[Instructions for the task]: Sift the material for lines containing "used", and return them.

[Data excerpts]:
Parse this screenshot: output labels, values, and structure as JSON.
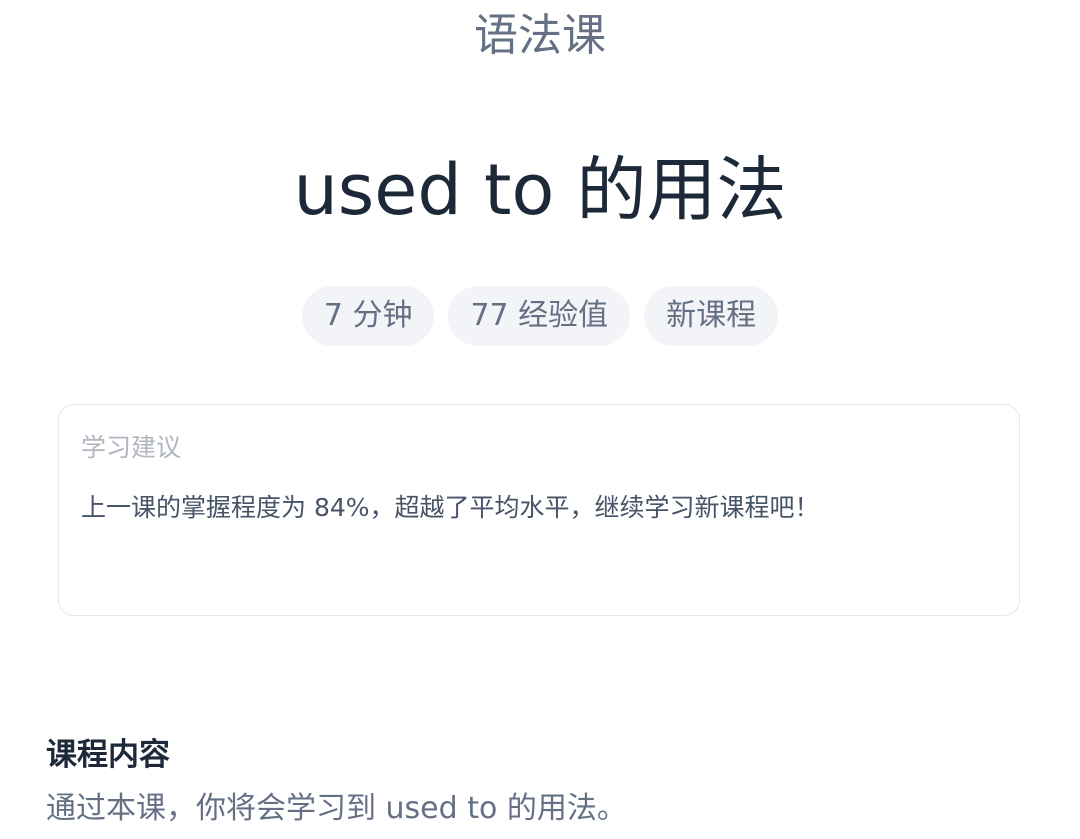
{
  "header": {
    "category": "语法课",
    "title": "used to 的用法"
  },
  "badges": [
    {
      "label": "7 分钟"
    },
    {
      "label": "77 经验值"
    },
    {
      "label": "新课程"
    }
  ],
  "advice": {
    "label": "学习建议",
    "text": "上一课的掌握程度为 84%，超越了平均水平，继续学习新课程吧！"
  },
  "content": {
    "title": "课程内容",
    "text": "通过本课，你将会学习到 used to 的用法。"
  },
  "colors": {
    "badge_background": "#f2f4f7",
    "title": "#1d2939",
    "muted_text": "#667085"
  }
}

[Response below]:
    "title": "used to 的用法"
    "text": "通过本课，你将会学习到 used to 的用法。"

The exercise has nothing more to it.